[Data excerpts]
----
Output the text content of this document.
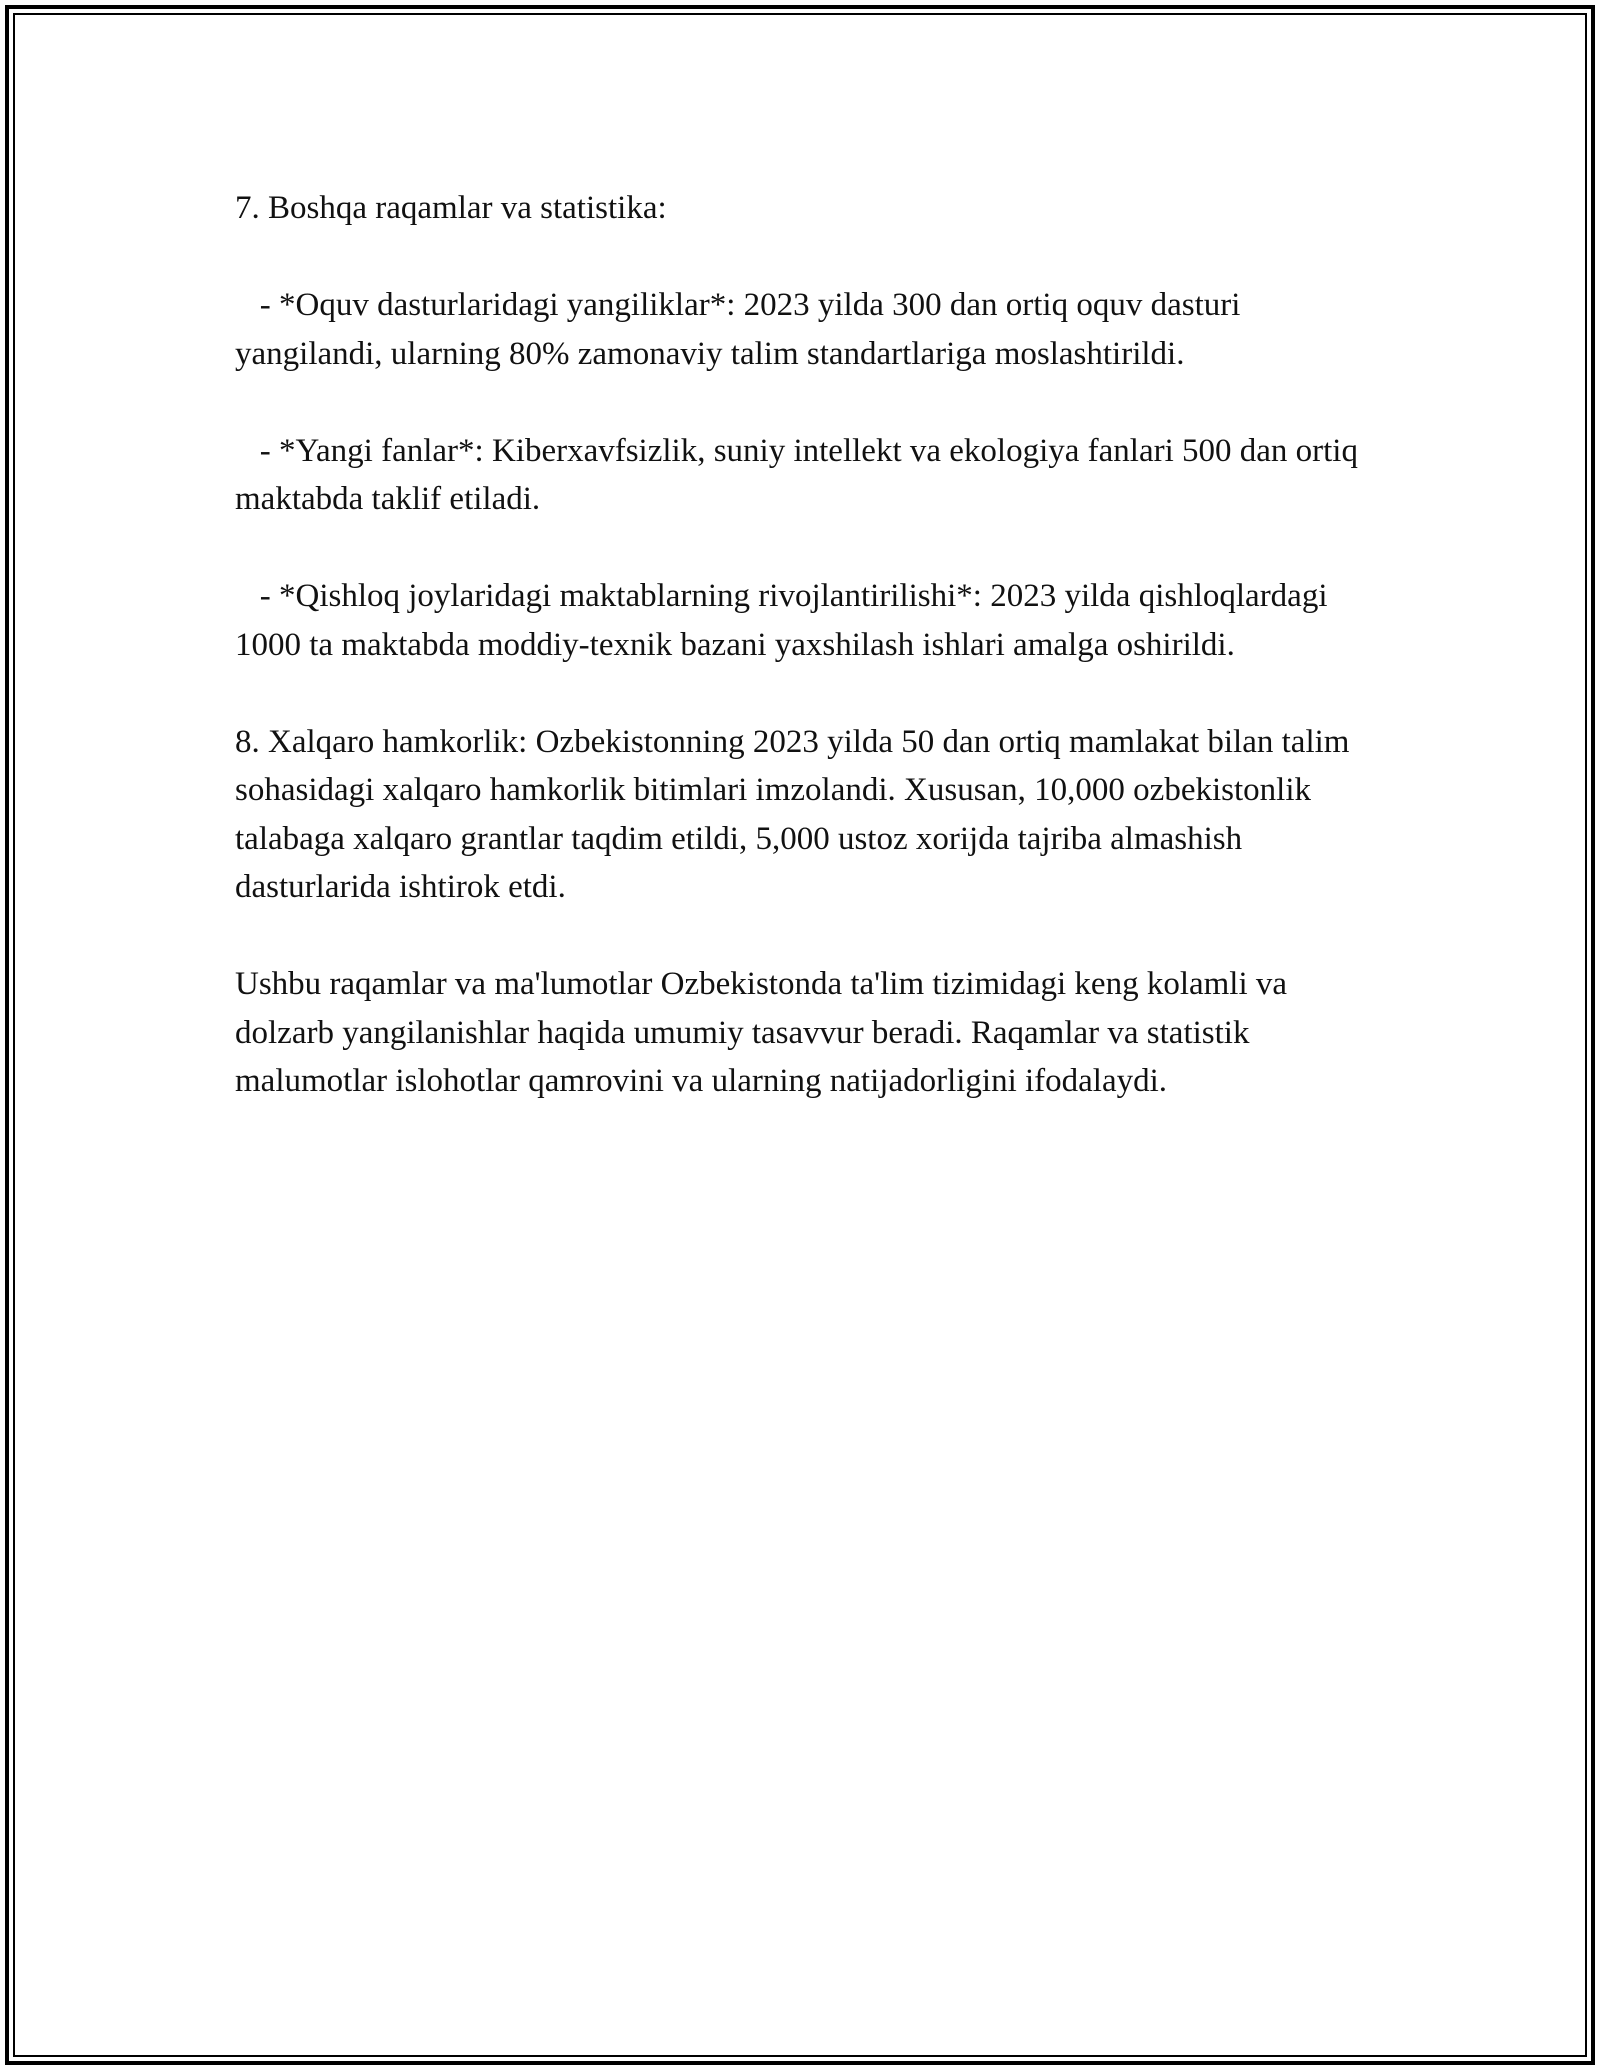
7. Boshqa raqamlar va statistika:

- *Oquv dasturlaridagi yangiliklar*: 2023 yilda 300 dan ortiq oquv dasturi yangilandi, ularning 80% zamonaviy talim standartlariga moslashtirildi.

- *Yangi fanlar*: Kiberxavfsizlik, suniy intellekt va ekologiya fanlari 500 dan ortiq maktabda taklif etiladi.

- *Qishloq joylaridagi maktablarning rivojlantirilishi*: 2023 yilda qishloqlardagi 1000 ta maktabda moddiy-texnik bazani yaxshilash ishlari amalga oshirildi.

8. Xalqaro hamkorlik: Ozbekistonning 2023 yilda 50 dan ortiq mamlakat bilan talim sohasidagi xalqaro hamkorlik bitimlari imzolandi. Xususan, 10,000 ozbekistonlik talabaga xalqaro grantlar taqdim etildi, 5,000 ustoz xorijda tajriba almashish dasturlarida ishtirok etdi.

Ushbu raqamlar va ma'lumotlar Ozbekistonda ta'lim tizimidagi keng kolamli va dolzarb yangilanishlar haqida umumiy tasavvur beradi. Raqamlar va statistik malumotlar islohotlar qamrovini va ularning natijadorligini ifodalaydi.
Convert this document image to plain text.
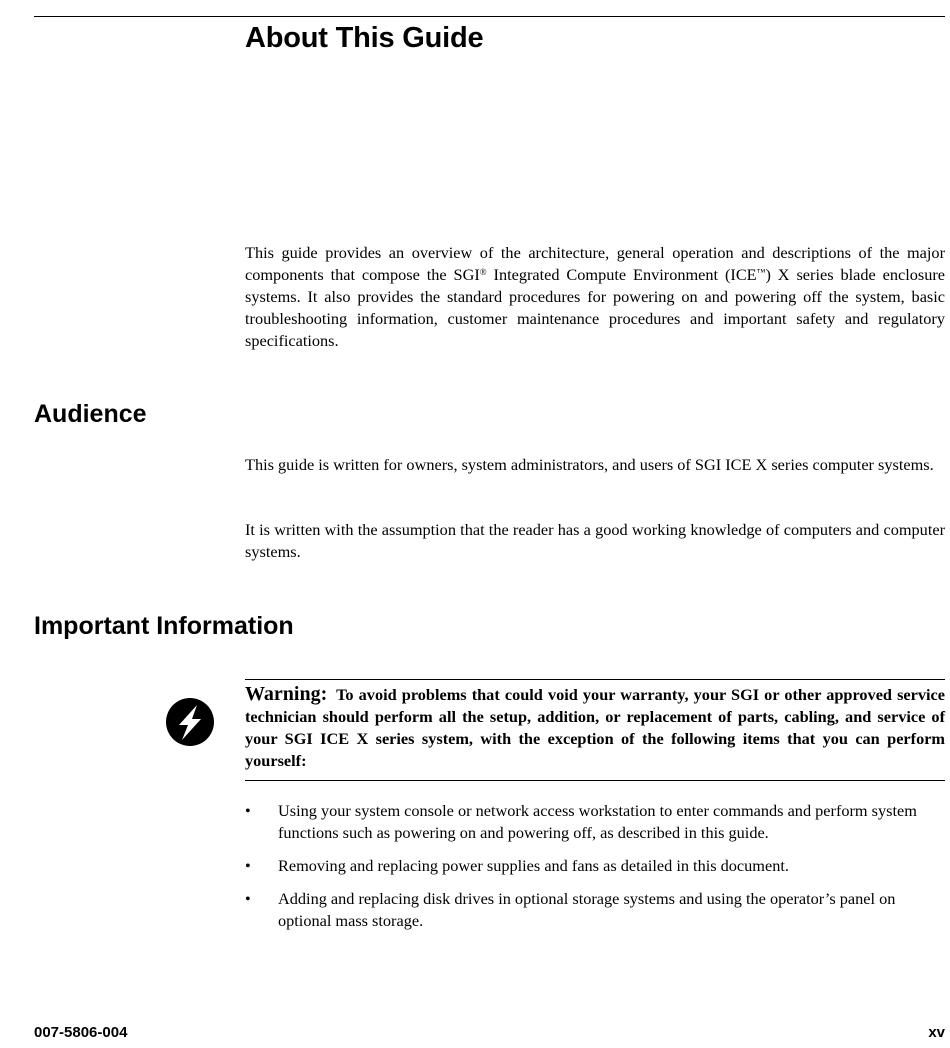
About This Guide

This guide provides an overview of the architecture, general operation and descriptions of the major components that compose the SGI® Integrated Compute Environment (ICE™) X series blade enclosure systems. It also provides the standard procedures for powering on and powering off the system, basic troubleshooting information, customer maintenance procedures and important safety and regulatory specifications.

Audience

This guide is written for owners, system administrators, and users of SGI ICE X series computer systems.

It is written with the assumption that the reader has a good working knowledge of computers and computer systems.

Important Information

Warning: To avoid problems that could void your warranty, your SGI or other approved service technician should perform all the setup, addition, or replacement of parts, cabling, and service of your SGI ICE X series system, with the exception of the following items that you can perform yourself:

• Using your system console or network access workstation to enter commands and perform system functions such as powering on and powering off, as described in this guide.
• Removing and replacing power supplies and fans as detailed in this document.
• Adding and replacing disk drives in optional storage systems and using the operator’s panel on optional mass storage.

007-5806-004	xv
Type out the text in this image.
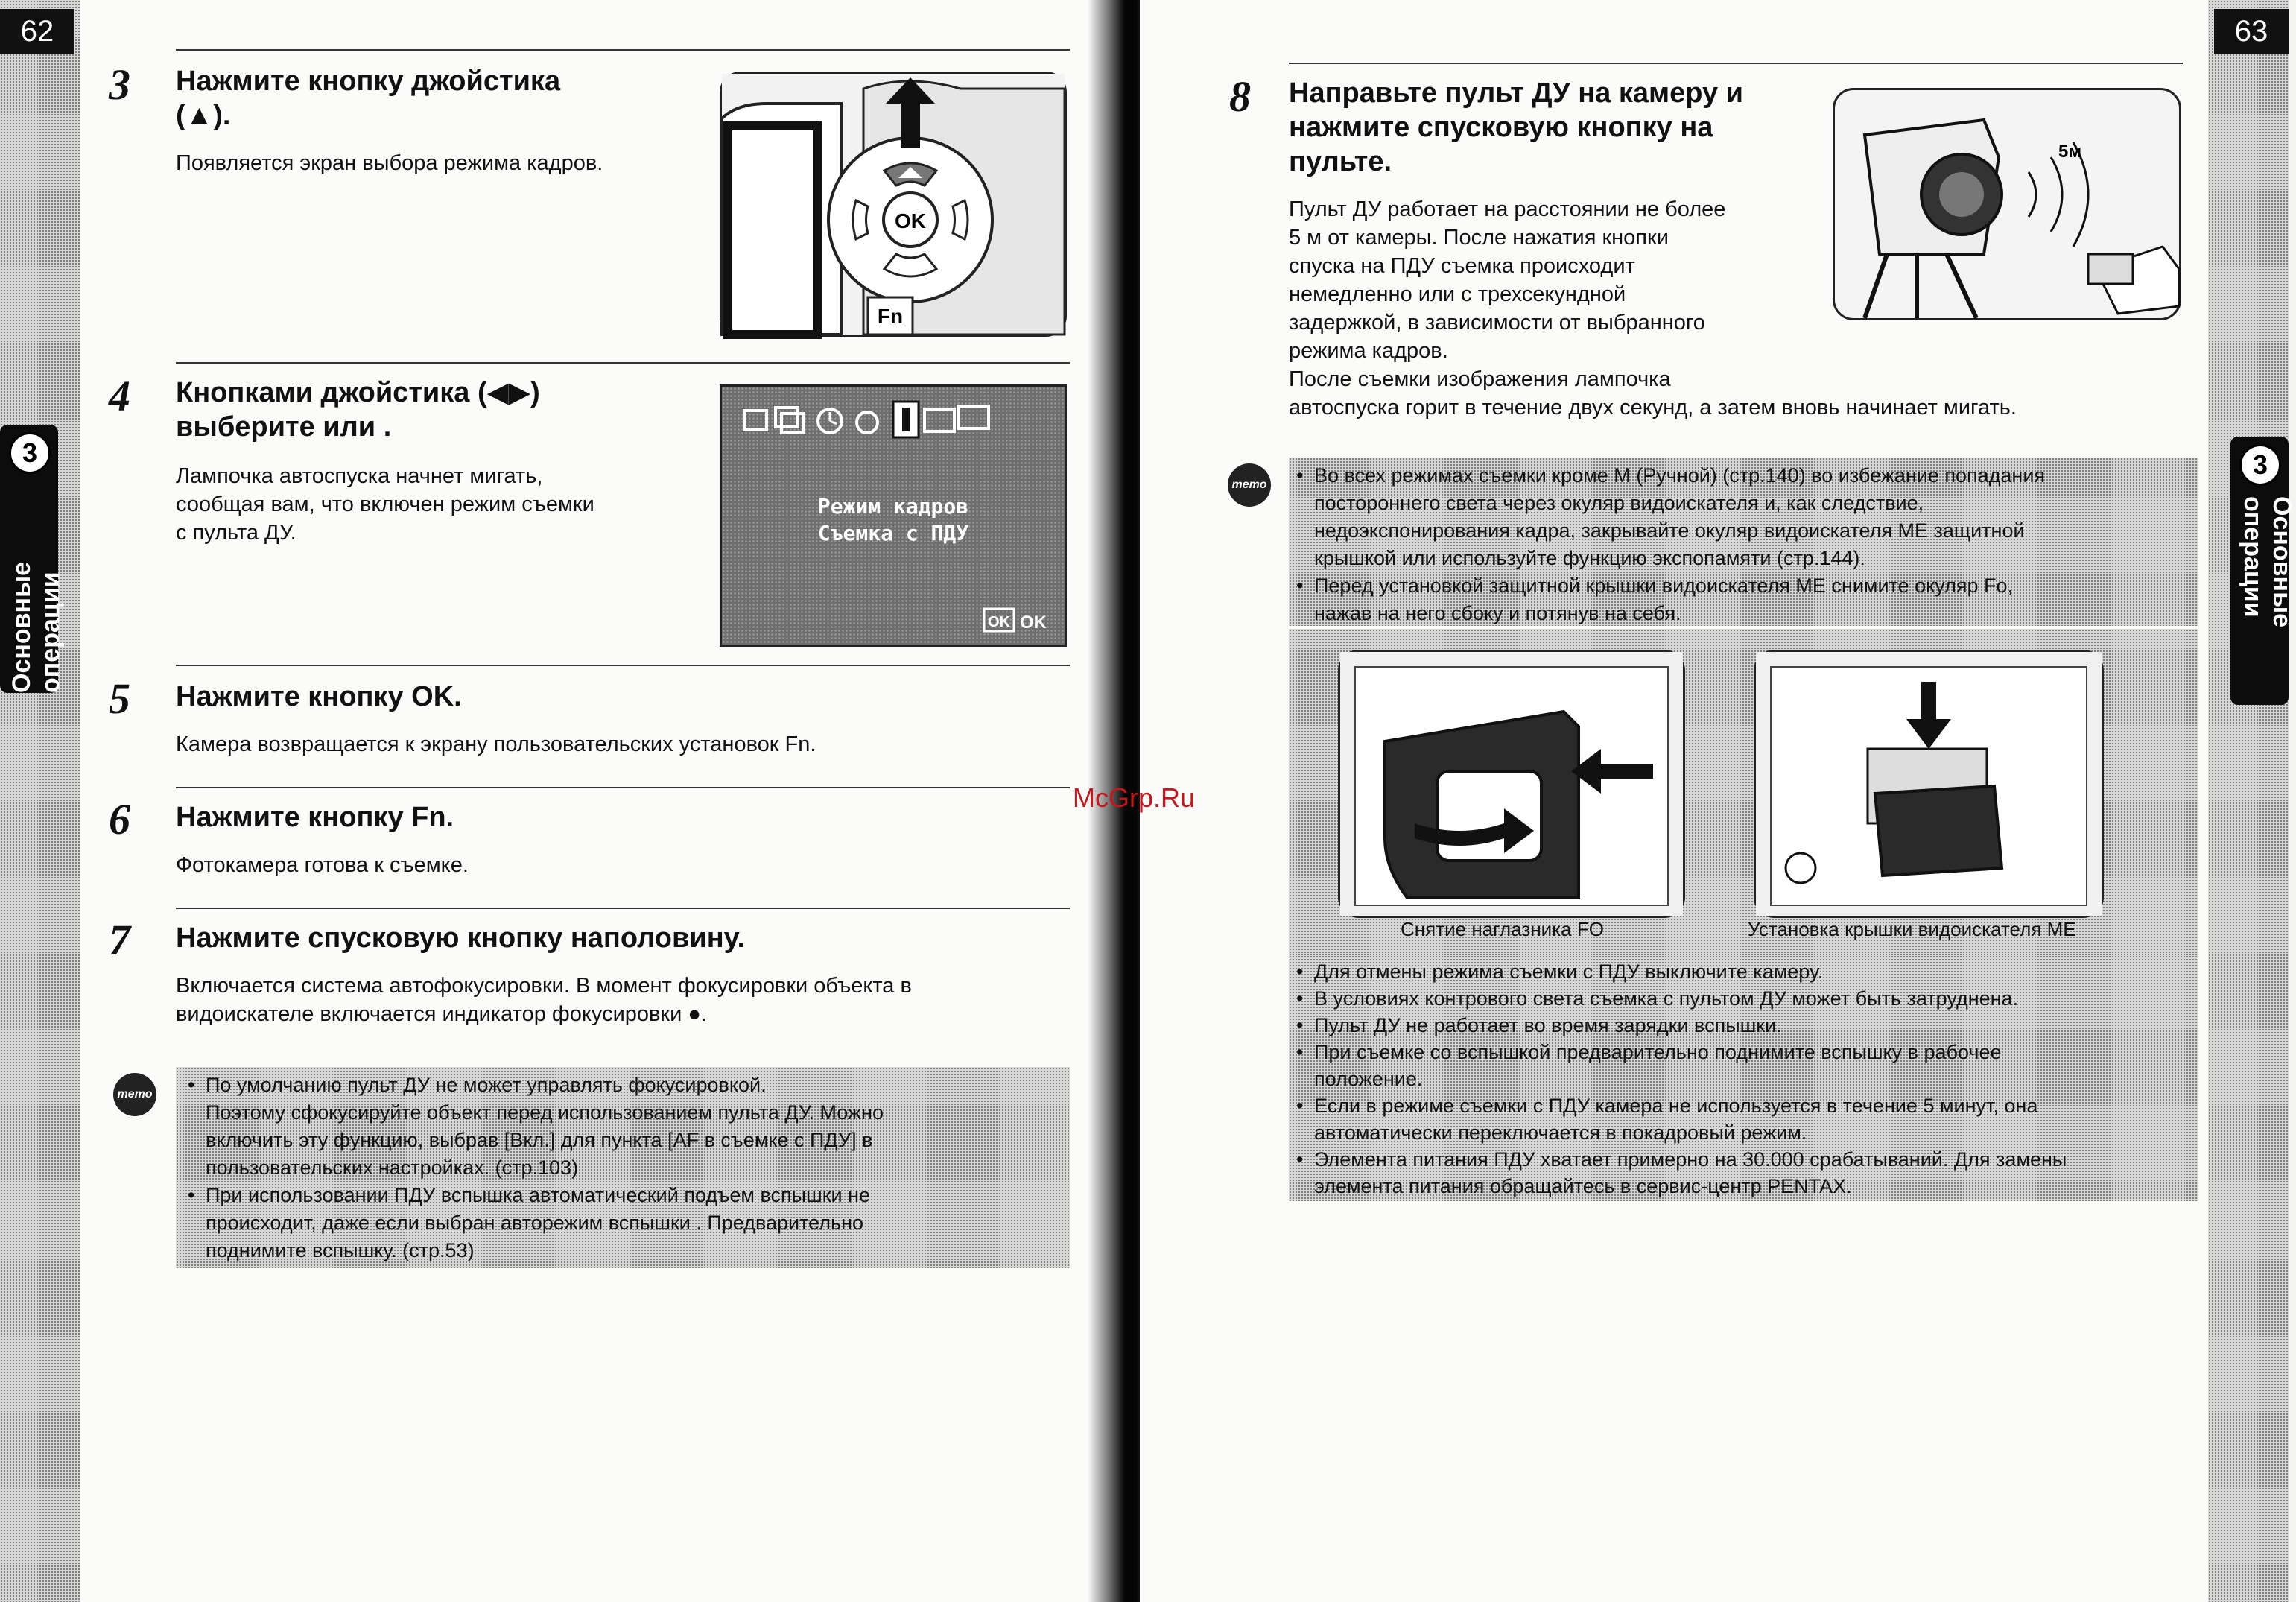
62
3
Основные операции
3 Нажмите кнопку джойстика
(▲).
Появляется экран выбора режима кадров.
OK
Fn
4 Кнопками джойстика (◀▶)
выберите или .
Лампочка автоспуска начнет мигать,
сообщая вам, что включен режим съемки
с пульта ДУ.
Режим кадров
Съемка с ПДУ
OK OK
5 Нажмите кнопку OK.
Камера возвращается к экрану пользовательских установок Fn.
6 Нажмите кнопку Fn.
Фотокамера готова к съемке.
7 Нажмите спусковую кнопку наполовину.
Включается система автофокусировки. В момент фокусировки объекта в
видоискателе включается индикатор фокусировки ●.
memo	• По умолчанию пульт ДУ не может управлять фокусировкой.
Поэтому сфокусируйте объект перед использованием пульта ДУ. Можно
включить эту функцию, выбрав [Вкл.] для пункта [AF в съемке с ПДУ] в
пользовательских настройках. (стр.103)
• При использовании ПДУ вспышка автоматический подъем вспышки не
происходит, даже если выбран авторежим вспышки . Предварительно
поднимите вспышку. (стр.53)
63
3
Основные операции
8 Направьте пульт ДУ на камеру и
нажмите спусковую кнопку на
пульте.
Пульт ДУ работает на расстоянии не более
5 м от камеры. После нажатия кнопки
спуска на ПДУ съемка происходит
немедленно или с трехсекундной
задержкой, в зависимости от выбранного
режима кадров.
После съемки изображения лампочка
автоспуска горит в течение двух секунд, а затем вновь начинает мигать.
5м
memo • Во всех режимах съемки кроме M (Ручной) (стр.140) во избежание попадания
постороннего света через окуляр видоискателя и, как следствие,
недоэкспонирования кадра, закрывайте окуляр видоискателя ME защитной
крышкой или используйте функцию экспопамяти (стр.144).
• Перед установкой защитной крышки видоискателя ME снимите окуляр Fo,
нажав на него сбоку и потянув на себя.
Снятие наглазника FO	Установка крышки видоискателя ME
• Для отмены режима съемки с ПДУ выключите камеру.
• В условиях контрового света съемка с пультом ДУ может быть затруднена.
• Пульт ДУ не работает во время зарядки вспышки.
• При съемке со вспышкой предварительно поднимите вспышку в рабочее
положение.
• Если в режиме съемки с ПДУ камера не используется в течение 5 минут, она
автоматически переключается в покадровый режим.
• Элемента питания ПДУ хватает примерно на 30.000 срабатываний. Для замены
элемента питания обращайтесь в сервис-центр PENTAX.
McGrp.Ru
----
▶ [WHAT IS EXPECTED] Identify all lines in the records above with the word "съемки".

▶ [SOLUTION BELOW]
сообщая вам, что включен режим съемки
После съемки изображения лампочка
memo • Во всех режимах съемки кроме M (Ручной) (стр.140) во избежание попадания
• Для отмены режима съемки с ПДУ выключите камеру.
• Если в режиме съемки с ПДУ камера не используется в течение 5 минут, она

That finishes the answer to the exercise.